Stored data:
= = =
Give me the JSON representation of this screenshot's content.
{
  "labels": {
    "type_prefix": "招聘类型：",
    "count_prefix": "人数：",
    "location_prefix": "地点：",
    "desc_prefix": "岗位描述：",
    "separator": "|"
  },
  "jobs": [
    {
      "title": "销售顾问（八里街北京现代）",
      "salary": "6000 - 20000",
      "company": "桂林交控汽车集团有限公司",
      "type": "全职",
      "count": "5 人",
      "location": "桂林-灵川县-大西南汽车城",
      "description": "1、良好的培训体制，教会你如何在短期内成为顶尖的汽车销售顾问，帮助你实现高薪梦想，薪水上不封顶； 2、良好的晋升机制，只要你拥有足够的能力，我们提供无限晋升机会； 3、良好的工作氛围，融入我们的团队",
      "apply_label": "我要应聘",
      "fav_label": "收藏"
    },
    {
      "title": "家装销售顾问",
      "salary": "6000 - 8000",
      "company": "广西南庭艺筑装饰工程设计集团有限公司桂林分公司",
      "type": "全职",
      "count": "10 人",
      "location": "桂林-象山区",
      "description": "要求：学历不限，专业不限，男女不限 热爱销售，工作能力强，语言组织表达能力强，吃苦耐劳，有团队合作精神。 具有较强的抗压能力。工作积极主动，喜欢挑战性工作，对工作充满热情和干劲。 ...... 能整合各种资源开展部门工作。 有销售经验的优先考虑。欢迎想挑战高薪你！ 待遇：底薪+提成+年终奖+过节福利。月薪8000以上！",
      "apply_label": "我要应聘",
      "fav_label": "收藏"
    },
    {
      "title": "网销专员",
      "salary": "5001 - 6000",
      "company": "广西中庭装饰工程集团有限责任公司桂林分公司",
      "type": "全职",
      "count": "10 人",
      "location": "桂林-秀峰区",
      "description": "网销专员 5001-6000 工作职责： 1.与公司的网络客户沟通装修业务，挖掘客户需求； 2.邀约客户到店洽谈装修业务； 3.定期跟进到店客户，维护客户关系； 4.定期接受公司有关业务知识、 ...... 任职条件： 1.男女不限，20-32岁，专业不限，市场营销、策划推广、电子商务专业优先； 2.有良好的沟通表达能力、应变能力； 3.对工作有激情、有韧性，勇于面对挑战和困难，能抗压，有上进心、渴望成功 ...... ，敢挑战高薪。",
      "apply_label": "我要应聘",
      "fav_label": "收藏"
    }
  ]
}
= = =
● STATED EXERCISE
All of the records must be repeated exactly.

● SOLUTION TO THE PROBLEM
Give me the JSON representation of this screenshot's content.
{
  "labels": {
    "type_prefix": "招聘类型：",
    "count_prefix": "人数：",
    "location_prefix": "地点：",
    "desc_prefix": "岗位描述：",
    "separator": "|"
  },
  "jobs": [
    {
      "title": "销售顾问（八里街北京现代）",
      "salary": "6000 - 20000",
      "company": "桂林交控汽车集团有限公司",
      "type": "全职",
      "count": "5 人",
      "location": "桂林-灵川县-大西南汽车城",
      "description": "1、良好的培训体制，教会你如何在短期内成为顶尖的汽车销售顾问，帮助你实现高薪梦想，薪水上不封顶； 2、良好的晋升机制，只要你拥有足够的能力，我们提供无限晋升机会； 3、良好的工作氛围，融入我们的团队",
      "apply_label": "我要应聘",
      "fav_label": "收藏"
    },
    {
      "title": "家装销售顾问",
      "salary": "6000 - 8000",
      "company": "广西南庭艺筑装饰工程设计集团有限公司桂林分公司",
      "type": "全职",
      "count": "10 人",
      "location": "桂林-象山区",
      "description": "要求：学历不限，专业不限，男女不限 热爱销售，工作能力强，语言组织表达能力强，吃苦耐劳，有团队合作精神。 具有较强的抗压能力。工作积极主动，喜欢挑战性工作，对工作充满热情和干劲。 ...... 能整合各种资源开展部门工作。 有销售经验的优先考虑。欢迎想挑战高薪你！ 待遇：底薪+提成+年终奖+过节福利。月薪8000以上！",
      "apply_label": "我要应聘",
      "fav_label": "收藏"
    },
    {
      "title": "网销专员",
      "salary": "5001 - 6000",
      "company": "广西中庭装饰工程集团有限责任公司桂林分公司",
      "type": "全职",
      "count": "10 人",
      "location": "桂林-秀峰区",
      "description": "网销专员 5001-6000 工作职责： 1.与公司的网络客户沟通装修业务，挖掘客户需求； 2.邀约客户到店洽谈装修业务； 3.定期跟进到店客户，维护客户关系； 4.定期接受公司有关业务知识、 ...... 任职条件： 1.男女不限，20-32岁，专业不限，市场营销、策划推广、电子商务专业优先； 2.有良好的沟通表达能力、应变能力； 3.对工作有激情、有韧性，勇于面对挑战和困难，能抗压，有上进心、渴望成功 ...... ，敢挑战高薪。",
      "apply_label": "我要应聘",
      "fav_label": "收藏"
    }
  ]
}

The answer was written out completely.